- _GOAL_: Write out the complete material exactly as it stands.

- _Records_:

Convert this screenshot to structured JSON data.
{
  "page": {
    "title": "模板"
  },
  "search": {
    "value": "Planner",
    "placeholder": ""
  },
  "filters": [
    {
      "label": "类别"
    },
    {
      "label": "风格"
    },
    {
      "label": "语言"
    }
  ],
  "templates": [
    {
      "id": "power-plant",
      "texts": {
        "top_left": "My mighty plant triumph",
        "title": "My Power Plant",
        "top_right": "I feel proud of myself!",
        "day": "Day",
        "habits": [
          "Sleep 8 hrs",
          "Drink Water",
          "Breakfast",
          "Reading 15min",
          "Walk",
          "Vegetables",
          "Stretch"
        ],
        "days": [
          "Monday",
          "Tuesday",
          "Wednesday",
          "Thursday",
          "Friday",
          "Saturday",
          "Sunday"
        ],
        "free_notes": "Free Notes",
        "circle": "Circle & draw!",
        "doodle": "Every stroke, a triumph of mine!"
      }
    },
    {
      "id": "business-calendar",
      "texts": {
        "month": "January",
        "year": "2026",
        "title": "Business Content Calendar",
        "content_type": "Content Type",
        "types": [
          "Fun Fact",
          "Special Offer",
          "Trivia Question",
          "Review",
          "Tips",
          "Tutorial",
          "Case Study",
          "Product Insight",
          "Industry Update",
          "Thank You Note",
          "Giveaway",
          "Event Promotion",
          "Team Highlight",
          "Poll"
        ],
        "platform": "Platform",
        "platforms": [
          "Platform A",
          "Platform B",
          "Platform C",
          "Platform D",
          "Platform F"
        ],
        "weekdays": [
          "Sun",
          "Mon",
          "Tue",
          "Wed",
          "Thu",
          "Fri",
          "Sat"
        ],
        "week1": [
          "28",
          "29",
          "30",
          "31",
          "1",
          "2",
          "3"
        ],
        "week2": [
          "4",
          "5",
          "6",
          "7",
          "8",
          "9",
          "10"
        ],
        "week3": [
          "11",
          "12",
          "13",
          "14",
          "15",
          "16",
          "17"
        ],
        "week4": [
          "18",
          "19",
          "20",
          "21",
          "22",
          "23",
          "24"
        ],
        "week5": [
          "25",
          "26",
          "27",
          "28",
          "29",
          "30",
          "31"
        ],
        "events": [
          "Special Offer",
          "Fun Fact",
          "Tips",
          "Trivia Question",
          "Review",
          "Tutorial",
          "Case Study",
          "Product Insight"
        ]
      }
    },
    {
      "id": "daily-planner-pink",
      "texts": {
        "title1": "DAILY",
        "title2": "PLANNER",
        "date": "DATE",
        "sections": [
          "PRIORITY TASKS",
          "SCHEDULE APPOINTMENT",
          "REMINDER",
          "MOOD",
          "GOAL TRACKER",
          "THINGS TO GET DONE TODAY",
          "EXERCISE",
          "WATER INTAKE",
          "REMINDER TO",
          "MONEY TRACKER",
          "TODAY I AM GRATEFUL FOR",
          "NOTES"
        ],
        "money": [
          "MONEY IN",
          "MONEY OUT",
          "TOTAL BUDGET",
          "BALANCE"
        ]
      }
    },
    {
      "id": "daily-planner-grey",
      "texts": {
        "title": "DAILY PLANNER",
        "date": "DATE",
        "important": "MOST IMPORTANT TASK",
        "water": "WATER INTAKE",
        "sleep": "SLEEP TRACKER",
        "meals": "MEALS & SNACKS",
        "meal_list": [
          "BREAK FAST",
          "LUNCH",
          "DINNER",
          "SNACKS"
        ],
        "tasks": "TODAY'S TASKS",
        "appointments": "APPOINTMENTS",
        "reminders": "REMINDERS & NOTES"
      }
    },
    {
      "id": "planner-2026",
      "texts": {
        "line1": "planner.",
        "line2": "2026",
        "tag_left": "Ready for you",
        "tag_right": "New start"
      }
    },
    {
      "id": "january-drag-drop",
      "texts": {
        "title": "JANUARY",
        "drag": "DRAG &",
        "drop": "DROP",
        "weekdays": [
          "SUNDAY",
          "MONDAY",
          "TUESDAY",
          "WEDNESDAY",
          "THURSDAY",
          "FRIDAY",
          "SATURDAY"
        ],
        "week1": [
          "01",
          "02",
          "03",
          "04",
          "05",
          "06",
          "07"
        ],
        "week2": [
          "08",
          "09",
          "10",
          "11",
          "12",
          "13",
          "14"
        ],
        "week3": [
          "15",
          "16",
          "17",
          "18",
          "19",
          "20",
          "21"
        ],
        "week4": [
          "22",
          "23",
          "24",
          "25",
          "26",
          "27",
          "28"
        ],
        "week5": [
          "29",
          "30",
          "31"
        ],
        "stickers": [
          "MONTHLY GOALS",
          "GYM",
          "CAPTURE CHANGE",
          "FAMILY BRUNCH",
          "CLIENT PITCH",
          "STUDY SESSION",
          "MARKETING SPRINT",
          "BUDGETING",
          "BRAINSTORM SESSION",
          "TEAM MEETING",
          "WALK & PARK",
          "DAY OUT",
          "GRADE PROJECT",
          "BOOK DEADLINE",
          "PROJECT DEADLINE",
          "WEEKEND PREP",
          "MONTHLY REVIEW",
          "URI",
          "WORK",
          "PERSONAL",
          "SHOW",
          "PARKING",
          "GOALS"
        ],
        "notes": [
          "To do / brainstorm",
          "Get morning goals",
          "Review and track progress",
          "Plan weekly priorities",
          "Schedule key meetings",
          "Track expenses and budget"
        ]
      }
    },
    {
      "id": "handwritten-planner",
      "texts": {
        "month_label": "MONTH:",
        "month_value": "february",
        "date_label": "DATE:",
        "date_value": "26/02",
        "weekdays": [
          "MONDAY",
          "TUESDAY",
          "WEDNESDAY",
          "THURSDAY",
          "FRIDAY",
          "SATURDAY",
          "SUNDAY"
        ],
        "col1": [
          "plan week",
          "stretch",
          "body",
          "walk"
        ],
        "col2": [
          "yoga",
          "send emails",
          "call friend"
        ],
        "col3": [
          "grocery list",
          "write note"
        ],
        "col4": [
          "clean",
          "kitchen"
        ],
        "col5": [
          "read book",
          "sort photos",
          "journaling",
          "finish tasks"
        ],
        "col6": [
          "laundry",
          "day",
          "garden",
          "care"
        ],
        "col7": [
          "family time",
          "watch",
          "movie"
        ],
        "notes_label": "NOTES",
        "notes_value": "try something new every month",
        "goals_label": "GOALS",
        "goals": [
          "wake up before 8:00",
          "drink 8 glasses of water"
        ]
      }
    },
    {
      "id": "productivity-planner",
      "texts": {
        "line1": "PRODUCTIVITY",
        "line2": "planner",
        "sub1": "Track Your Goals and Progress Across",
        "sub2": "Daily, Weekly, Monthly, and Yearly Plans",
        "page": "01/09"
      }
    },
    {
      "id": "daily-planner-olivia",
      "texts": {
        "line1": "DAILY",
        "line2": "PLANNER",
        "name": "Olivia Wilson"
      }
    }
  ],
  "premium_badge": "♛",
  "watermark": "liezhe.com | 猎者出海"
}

- _TASK OUTPUT_:
Convert this screenshot to structured JSON data.
{
  "page": {
    "title": "模板"
  },
  "search": {
    "value": "Planner",
    "placeholder": ""
  },
  "filters": [
    {
      "label": "类别"
    },
    {
      "label": "风格"
    },
    {
      "label": "语言"
    }
  ],
  "templates": [
    {
      "id": "power-plant",
      "texts": {
        "top_left": "My mighty plant triumph",
        "title": "My Power Plant",
        "top_right": "I feel proud of myself!",
        "day": "Day",
        "habits": [
          "Sleep 8 hrs",
          "Drink Water",
          "Breakfast",
          "Reading 15min",
          "Walk",
          "Vegetables",
          "Stretch"
        ],
        "days": [
          "Monday",
          "Tuesday",
          "Wednesday",
          "Thursday",
          "Friday",
          "Saturday",
          "Sunday"
        ],
        "free_notes": "Free Notes",
        "circle": "Circle & draw!",
        "doodle": "Every stroke, a triumph of mine!"
      }
    },
    {
      "id": "business-calendar",
      "texts": {
        "month": "January",
        "year": "2026",
        "title": "Business Content Calendar",
        "content_type": "Content Type",
        "types": [
          "Fun Fact",
          "Special Offer",
          "Trivia Question",
          "Review",
          "Tips",
          "Tutorial",
          "Case Study",
          "Product Insight",
          "Industry Update",
          "Thank You Note",
          "Giveaway",
          "Event Promotion",
          "Team Highlight",
          "Poll"
        ],
        "platform": "Platform",
        "platforms": [
          "Platform A",
          "Platform B",
          "Platform C",
          "Platform D",
          "Platform F"
        ],
        "weekdays": [
          "Sun",
          "Mon",
          "Tue",
          "Wed",
          "Thu",
          "Fri",
          "Sat"
        ],
        "week1": [
          "28",
          "29",
          "30",
          "31",
          "1",
          "2",
          "3"
        ],
        "week2": [
          "4",
          "5",
          "6",
          "7",
          "8",
          "9",
          "10"
        ],
        "week3": [
          "11",
          "12",
          "13",
          "14",
          "15",
          "16",
          "17"
        ],
        "week4": [
          "18",
          "19",
          "20",
          "21",
          "22",
          "23",
          "24"
        ],
        "week5": [
          "25",
          "26",
          "27",
          "28",
          "29",
          "30",
          "31"
        ],
        "events": [
          "Special Offer",
          "Fun Fact",
          "Tips",
          "Trivia Question",
          "Review",
          "Tutorial",
          "Case Study",
          "Product Insight"
        ]
      }
    },
    {
      "id": "daily-planner-pink",
      "texts": {
        "title1": "DAILY",
        "title2": "PLANNER",
        "date": "DATE",
        "sections": [
          "PRIORITY TASKS",
          "SCHEDULE APPOINTMENT",
          "REMINDER",
          "MOOD",
          "GOAL TRACKER",
          "THINGS TO GET DONE TODAY",
          "EXERCISE",
          "WATER INTAKE",
          "REMINDER TO",
          "MONEY TRACKER",
          "TODAY I AM GRATEFUL FOR",
          "NOTES"
        ],
        "money": [
          "MONEY IN",
          "MONEY OUT",
          "TOTAL BUDGET",
          "BALANCE"
        ]
      }
    },
    {
      "id": "daily-planner-grey",
      "texts": {
        "title": "DAILY PLANNER",
        "date": "DATE",
        "important": "MOST IMPORTANT TASK",
        "water": "WATER INTAKE",
        "sleep": "SLEEP TRACKER",
        "meals": "MEALS & SNACKS",
        "meal_list": [
          "BREAK FAST",
          "LUNCH",
          "DINNER",
          "SNACKS"
        ],
        "tasks": "TODAY'S TASKS",
        "appointments": "APPOINTMENTS",
        "reminders": "REMINDERS & NOTES"
      }
    },
    {
      "id": "planner-2026",
      "texts": {
        "line1": "planner.",
        "line2": "2026",
        "tag_left": "Ready for you",
        "tag_right": "New start"
      }
    },
    {
      "id": "january-drag-drop",
      "texts": {
        "title": "JANUARY",
        "drag": "DRAG &",
        "drop": "DROP",
        "weekdays": [
          "SUNDAY",
          "MONDAY",
          "TUESDAY",
          "WEDNESDAY",
          "THURSDAY",
          "FRIDAY",
          "SATURDAY"
        ],
        "week1": [
          "01",
          "02",
          "03",
          "04",
          "05",
          "06",
          "07"
        ],
        "week2": [
          "08",
          "09",
          "10",
          "11",
          "12",
          "13",
          "14"
        ],
        "week3": [
          "15",
          "16",
          "17",
          "18",
          "19",
          "20",
          "21"
        ],
        "week4": [
          "22",
          "23",
          "24",
          "25",
          "26",
          "27",
          "28"
        ],
        "week5": [
          "29",
          "30",
          "31"
        ],
        "stickers": [
          "MONTHLY GOALS",
          "GYM",
          "CAPTURE CHANGE",
          "FAMILY BRUNCH",
          "CLIENT PITCH",
          "STUDY SESSION",
          "MARKETING SPRINT",
          "BUDGETING",
          "BRAINSTORM SESSION",
          "TEAM MEETING",
          "WALK & PARK",
          "DAY OUT",
          "GRADE PROJECT",
          "BOOK DEADLINE",
          "PROJECT DEADLINE",
          "WEEKEND PREP",
          "MONTHLY REVIEW",
          "URI",
          "WORK",
          "PERSONAL",
          "SHOW",
          "PARKING",
          "GOALS"
        ],
        "notes": [
          "To do / brainstorm",
          "Get morning goals",
          "Review and track progress",
          "Plan weekly priorities",
          "Schedule key meetings",
          "Track expenses and budget"
        ]
      }
    },
    {
      "id": "handwritten-planner",
      "texts": {
        "month_label": "MONTH:",
        "month_value": "february",
        "date_label": "DATE:",
        "date_value": "26/02",
        "weekdays": [
          "MONDAY",
          "TUESDAY",
          "WEDNESDAY",
          "THURSDAY",
          "FRIDAY",
          "SATURDAY",
          "SUNDAY"
        ],
        "col1": [
          "plan week",
          "stretch",
          "body",
          "walk"
        ],
        "col2": [
          "yoga",
          "send emails",
          "call friend"
        ],
        "col3": [
          "grocery list",
          "write note"
        ],
        "col4": [
          "clean",
          "kitchen"
        ],
        "col5": [
          "read book",
          "sort photos",
          "journaling",
          "finish tasks"
        ],
        "col6": [
          "laundry",
          "day",
          "garden",
          "care"
        ],
        "col7": [
          "family time",
          "watch",
          "movie"
        ],
        "notes_label": "NOTES",
        "notes_value": "try something new every month",
        "goals_label": "GOALS",
        "goals": [
          "wake up before 8:00",
          "drink 8 glasses of water"
        ]
      }
    },
    {
      "id": "productivity-planner",
      "texts": {
        "line1": "PRODUCTIVITY",
        "line2": "planner",
        "sub1": "Track Your Goals and Progress Across",
        "sub2": "Daily, Weekly, Monthly, and Yearly Plans",
        "page": "01/09"
      }
    },
    {
      "id": "daily-planner-olivia",
      "texts": {
        "line1": "DAILY",
        "line2": "PLANNER",
        "name": "Olivia Wilson"
      }
    }
  ],
  "premium_badge": "♛",
  "watermark": "liezhe.com | 猎者出海"
}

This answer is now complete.